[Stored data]
********

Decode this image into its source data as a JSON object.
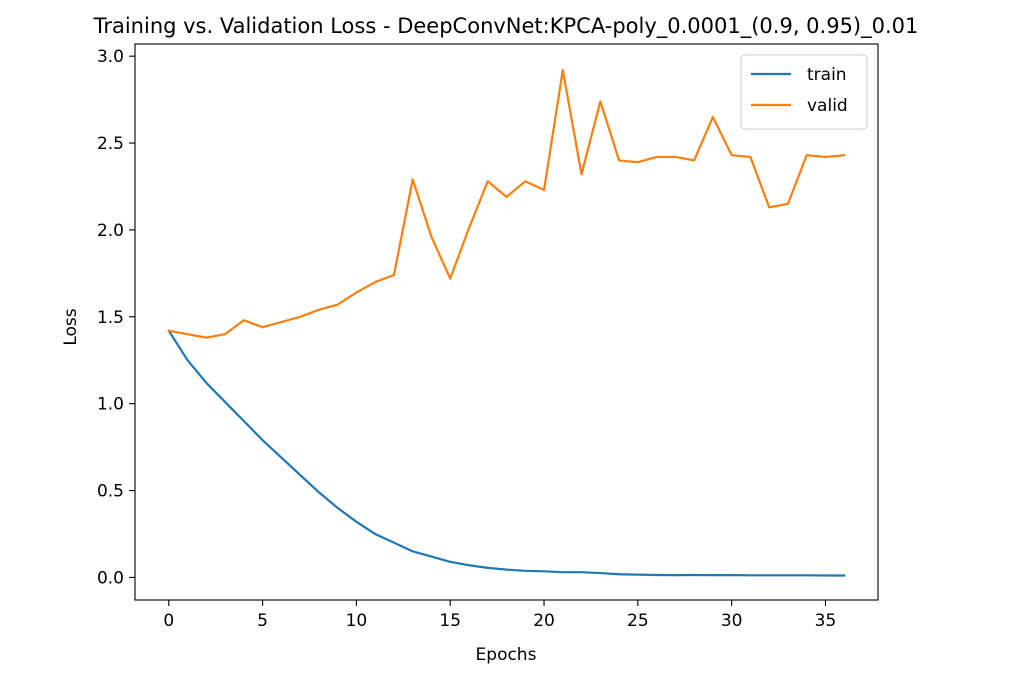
{
  "chart_data": {
    "type": "line",
    "title": "Training vs. Validation Loss - DeepConvNet:KPCA-poly_0.0001_(0.9, 0.95)_0.01",
    "xlabel": "Epochs",
    "ylabel": "Loss",
    "xlim": [
      -1.8,
      37.8
    ],
    "ylim": [
      -0.13,
      3.07
    ],
    "xticks": [
      0,
      5,
      10,
      15,
      20,
      25,
      30,
      35
    ],
    "yticks": [
      0.0,
      0.5,
      1.0,
      1.5,
      2.0,
      2.5,
      3.0
    ],
    "xtick_labels": [
      "0",
      "5",
      "10",
      "15",
      "20",
      "25",
      "30",
      "35"
    ],
    "ytick_labels": [
      "0.0",
      "0.5",
      "1.0",
      "1.5",
      "2.0",
      "2.5",
      "3.0"
    ],
    "grid": false,
    "legend_position": "top-right",
    "x": [
      0,
      1,
      2,
      3,
      4,
      5,
      6,
      7,
      8,
      9,
      10,
      11,
      12,
      13,
      14,
      15,
      16,
      17,
      18,
      19,
      20,
      21,
      22,
      23,
      24,
      25,
      26,
      27,
      28,
      29,
      30,
      31,
      32,
      33,
      34,
      35,
      36
    ],
    "series": [
      {
        "name": "train",
        "color": "#1f77b4",
        "values": [
          1.42,
          1.25,
          1.12,
          1.01,
          0.9,
          0.79,
          0.69,
          0.59,
          0.49,
          0.4,
          0.32,
          0.25,
          0.2,
          0.15,
          0.12,
          0.09,
          0.07,
          0.055,
          0.045,
          0.038,
          0.035,
          0.03,
          0.03,
          0.025,
          0.018,
          0.016,
          0.014,
          0.013,
          0.014,
          0.013,
          0.013,
          0.012,
          0.012,
          0.012,
          0.012,
          0.011,
          0.011
        ]
      },
      {
        "name": "valid",
        "color": "#ff7f0e",
        "values": [
          1.42,
          1.4,
          1.38,
          1.4,
          1.48,
          1.44,
          1.47,
          1.5,
          1.54,
          1.57,
          1.64,
          1.7,
          1.74,
          2.29,
          1.96,
          1.72,
          2.01,
          2.28,
          2.19,
          2.28,
          2.23,
          2.92,
          2.32,
          2.74,
          2.4,
          2.39,
          2.42,
          2.42,
          2.4,
          2.65,
          2.43,
          2.42,
          2.13,
          2.15,
          2.43,
          2.42,
          2.43
        ]
      }
    ]
  }
}
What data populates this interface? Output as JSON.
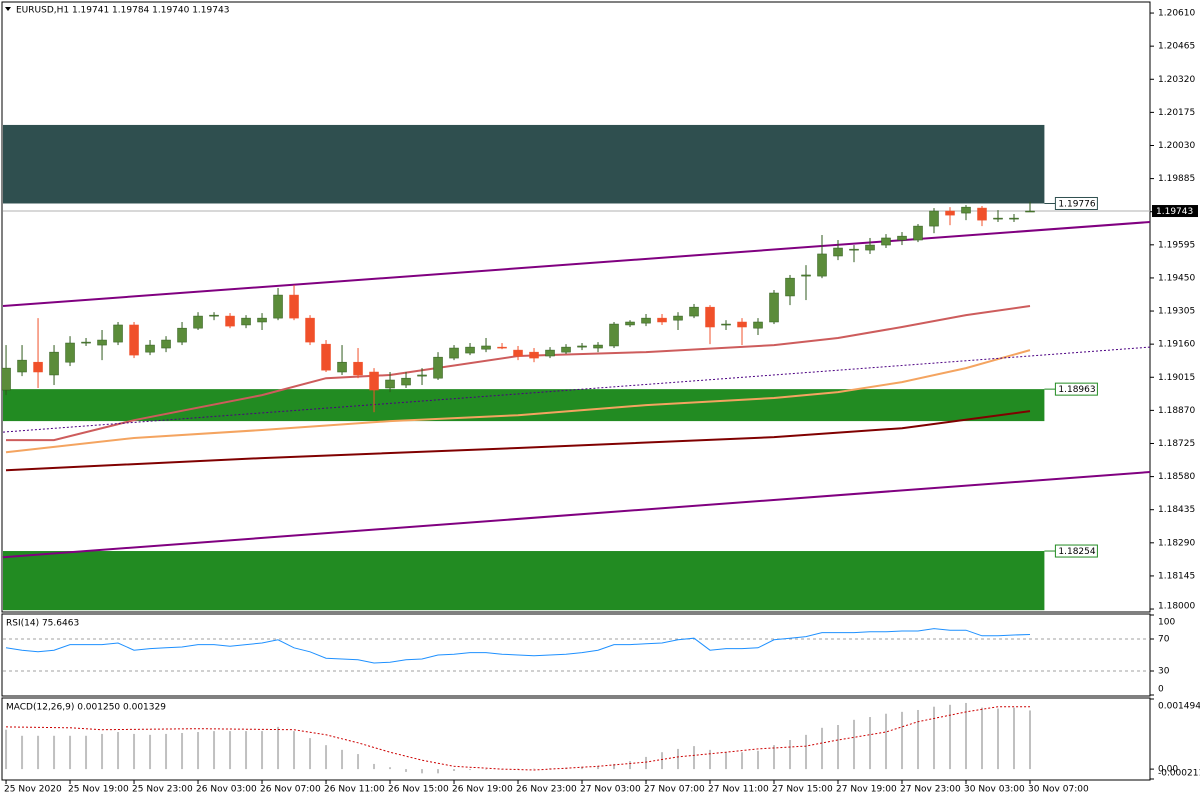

********

PROBLEM TO SOLVE: Find the word "JSON" in the data and copy out each line where it turns up.

COMPLETED EXERCISE:
Decode this image into its source data as a JSON object.
What data populates this interface? Output as JSON.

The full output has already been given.